Problem to solve> Return the number of lines in which the word "aikatyössä" appears; add nothing else.

Supplied entries>

#####

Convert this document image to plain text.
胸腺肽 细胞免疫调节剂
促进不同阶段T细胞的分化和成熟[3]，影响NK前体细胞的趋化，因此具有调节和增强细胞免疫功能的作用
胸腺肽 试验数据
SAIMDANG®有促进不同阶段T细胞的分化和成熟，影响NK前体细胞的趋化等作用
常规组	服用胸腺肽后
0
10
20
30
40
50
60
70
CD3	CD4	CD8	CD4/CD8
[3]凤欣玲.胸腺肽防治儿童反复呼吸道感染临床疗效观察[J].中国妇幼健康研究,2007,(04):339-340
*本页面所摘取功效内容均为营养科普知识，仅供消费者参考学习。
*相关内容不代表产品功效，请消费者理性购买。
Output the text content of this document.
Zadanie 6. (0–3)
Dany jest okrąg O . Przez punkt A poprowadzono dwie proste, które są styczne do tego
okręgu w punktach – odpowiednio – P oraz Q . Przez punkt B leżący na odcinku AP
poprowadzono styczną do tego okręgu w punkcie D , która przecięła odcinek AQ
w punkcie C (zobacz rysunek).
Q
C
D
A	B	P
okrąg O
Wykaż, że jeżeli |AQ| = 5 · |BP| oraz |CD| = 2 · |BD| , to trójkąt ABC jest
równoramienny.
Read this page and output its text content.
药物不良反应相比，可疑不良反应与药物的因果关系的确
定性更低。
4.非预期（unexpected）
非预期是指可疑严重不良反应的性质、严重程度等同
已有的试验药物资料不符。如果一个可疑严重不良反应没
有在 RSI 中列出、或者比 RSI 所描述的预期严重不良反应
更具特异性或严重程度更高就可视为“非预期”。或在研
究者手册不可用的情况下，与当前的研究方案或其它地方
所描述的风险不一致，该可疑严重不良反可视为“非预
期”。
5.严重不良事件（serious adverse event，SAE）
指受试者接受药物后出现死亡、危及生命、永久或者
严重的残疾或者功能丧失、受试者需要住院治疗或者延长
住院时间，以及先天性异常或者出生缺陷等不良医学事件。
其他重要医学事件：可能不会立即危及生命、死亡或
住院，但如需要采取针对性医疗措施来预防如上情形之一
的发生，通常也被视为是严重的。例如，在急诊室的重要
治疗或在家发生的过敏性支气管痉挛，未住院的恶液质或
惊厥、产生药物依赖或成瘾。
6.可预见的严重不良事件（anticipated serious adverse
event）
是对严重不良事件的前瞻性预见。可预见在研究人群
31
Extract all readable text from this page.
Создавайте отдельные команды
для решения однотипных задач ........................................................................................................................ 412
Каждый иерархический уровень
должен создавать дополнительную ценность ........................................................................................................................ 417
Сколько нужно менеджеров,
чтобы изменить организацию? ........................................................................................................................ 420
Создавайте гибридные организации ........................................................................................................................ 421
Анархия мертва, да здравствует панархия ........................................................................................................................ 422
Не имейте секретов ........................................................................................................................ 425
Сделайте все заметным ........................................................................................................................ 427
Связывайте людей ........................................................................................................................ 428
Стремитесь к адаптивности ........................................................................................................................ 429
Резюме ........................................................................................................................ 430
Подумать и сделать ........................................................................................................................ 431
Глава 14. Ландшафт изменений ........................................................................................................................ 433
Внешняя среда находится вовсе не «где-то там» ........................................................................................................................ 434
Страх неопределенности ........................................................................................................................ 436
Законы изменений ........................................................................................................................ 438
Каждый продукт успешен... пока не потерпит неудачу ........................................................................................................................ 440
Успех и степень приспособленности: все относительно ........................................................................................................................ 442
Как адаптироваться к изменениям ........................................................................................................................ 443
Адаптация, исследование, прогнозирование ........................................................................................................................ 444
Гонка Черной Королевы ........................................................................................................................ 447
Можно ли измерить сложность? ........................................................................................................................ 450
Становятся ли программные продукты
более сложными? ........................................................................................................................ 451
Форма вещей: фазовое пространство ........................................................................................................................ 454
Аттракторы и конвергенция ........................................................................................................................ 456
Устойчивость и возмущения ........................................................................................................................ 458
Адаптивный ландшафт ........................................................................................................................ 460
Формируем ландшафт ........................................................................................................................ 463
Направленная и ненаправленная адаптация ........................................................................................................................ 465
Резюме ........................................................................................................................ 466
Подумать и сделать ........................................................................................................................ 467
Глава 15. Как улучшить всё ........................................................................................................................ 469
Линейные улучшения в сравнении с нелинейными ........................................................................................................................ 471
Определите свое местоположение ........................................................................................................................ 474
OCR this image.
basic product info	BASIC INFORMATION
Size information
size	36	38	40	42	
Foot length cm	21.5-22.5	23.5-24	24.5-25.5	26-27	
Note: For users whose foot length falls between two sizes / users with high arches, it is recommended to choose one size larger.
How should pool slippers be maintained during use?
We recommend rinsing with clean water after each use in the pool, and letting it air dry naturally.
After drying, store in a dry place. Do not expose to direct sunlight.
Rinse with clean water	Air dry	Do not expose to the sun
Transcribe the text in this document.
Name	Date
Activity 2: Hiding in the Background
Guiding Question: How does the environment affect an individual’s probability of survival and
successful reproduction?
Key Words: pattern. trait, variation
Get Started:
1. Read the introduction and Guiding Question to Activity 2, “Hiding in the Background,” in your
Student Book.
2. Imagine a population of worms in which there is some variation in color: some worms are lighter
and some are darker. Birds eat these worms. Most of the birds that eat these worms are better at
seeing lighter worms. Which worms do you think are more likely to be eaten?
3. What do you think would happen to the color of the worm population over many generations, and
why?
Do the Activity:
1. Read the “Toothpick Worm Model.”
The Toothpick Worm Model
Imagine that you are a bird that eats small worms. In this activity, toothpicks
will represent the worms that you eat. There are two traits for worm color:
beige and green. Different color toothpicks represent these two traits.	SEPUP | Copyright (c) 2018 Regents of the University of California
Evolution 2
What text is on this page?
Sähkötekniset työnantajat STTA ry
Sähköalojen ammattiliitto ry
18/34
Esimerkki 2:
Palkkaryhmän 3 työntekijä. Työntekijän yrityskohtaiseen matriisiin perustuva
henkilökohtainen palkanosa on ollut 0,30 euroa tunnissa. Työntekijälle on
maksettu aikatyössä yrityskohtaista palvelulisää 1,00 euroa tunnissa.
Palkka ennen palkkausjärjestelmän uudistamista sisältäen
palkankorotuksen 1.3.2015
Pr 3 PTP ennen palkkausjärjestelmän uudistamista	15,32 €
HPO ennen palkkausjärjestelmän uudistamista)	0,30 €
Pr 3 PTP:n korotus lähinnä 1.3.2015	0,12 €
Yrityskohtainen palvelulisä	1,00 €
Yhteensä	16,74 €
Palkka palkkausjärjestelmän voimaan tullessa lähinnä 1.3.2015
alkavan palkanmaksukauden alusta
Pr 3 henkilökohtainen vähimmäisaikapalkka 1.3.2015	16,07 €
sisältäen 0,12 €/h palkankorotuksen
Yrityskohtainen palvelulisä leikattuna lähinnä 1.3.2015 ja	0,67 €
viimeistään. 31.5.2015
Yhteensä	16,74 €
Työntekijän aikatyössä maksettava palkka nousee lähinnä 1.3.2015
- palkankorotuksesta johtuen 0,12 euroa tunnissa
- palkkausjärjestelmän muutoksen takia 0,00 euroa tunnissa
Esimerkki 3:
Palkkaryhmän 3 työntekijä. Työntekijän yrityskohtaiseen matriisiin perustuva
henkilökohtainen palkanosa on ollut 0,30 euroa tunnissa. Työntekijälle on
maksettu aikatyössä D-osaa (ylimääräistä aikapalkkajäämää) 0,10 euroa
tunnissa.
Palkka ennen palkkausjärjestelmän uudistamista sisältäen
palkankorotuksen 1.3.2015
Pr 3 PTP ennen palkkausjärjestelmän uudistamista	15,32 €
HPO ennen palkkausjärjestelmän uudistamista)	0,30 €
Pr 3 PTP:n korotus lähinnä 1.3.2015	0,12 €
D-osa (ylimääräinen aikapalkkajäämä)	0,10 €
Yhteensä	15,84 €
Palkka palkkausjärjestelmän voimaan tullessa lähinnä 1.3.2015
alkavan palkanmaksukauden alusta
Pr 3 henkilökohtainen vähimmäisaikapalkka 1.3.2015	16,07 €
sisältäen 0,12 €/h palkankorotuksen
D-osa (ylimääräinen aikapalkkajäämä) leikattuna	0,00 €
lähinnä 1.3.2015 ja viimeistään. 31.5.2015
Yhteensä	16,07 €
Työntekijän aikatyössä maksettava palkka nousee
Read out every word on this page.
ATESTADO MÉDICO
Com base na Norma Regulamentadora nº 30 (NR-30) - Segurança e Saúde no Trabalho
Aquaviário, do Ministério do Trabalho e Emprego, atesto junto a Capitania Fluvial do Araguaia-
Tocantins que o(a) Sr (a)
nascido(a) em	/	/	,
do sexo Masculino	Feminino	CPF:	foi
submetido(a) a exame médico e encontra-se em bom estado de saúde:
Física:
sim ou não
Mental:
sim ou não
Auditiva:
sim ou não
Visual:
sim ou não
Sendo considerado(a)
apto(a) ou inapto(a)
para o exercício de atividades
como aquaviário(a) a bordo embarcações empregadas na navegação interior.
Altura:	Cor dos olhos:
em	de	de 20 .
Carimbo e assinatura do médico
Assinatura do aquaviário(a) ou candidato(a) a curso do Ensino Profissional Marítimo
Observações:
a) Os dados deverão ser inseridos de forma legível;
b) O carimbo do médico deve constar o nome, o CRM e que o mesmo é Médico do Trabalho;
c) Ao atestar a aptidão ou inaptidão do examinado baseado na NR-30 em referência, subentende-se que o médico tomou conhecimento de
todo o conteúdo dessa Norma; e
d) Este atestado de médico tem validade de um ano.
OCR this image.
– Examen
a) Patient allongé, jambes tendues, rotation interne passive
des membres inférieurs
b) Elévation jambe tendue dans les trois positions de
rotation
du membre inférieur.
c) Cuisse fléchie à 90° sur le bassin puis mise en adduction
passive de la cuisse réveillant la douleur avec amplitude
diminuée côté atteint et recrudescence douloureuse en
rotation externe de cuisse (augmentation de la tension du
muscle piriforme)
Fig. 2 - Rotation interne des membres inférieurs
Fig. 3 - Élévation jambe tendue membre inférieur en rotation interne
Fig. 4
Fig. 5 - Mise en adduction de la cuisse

#####

Problem solution> 4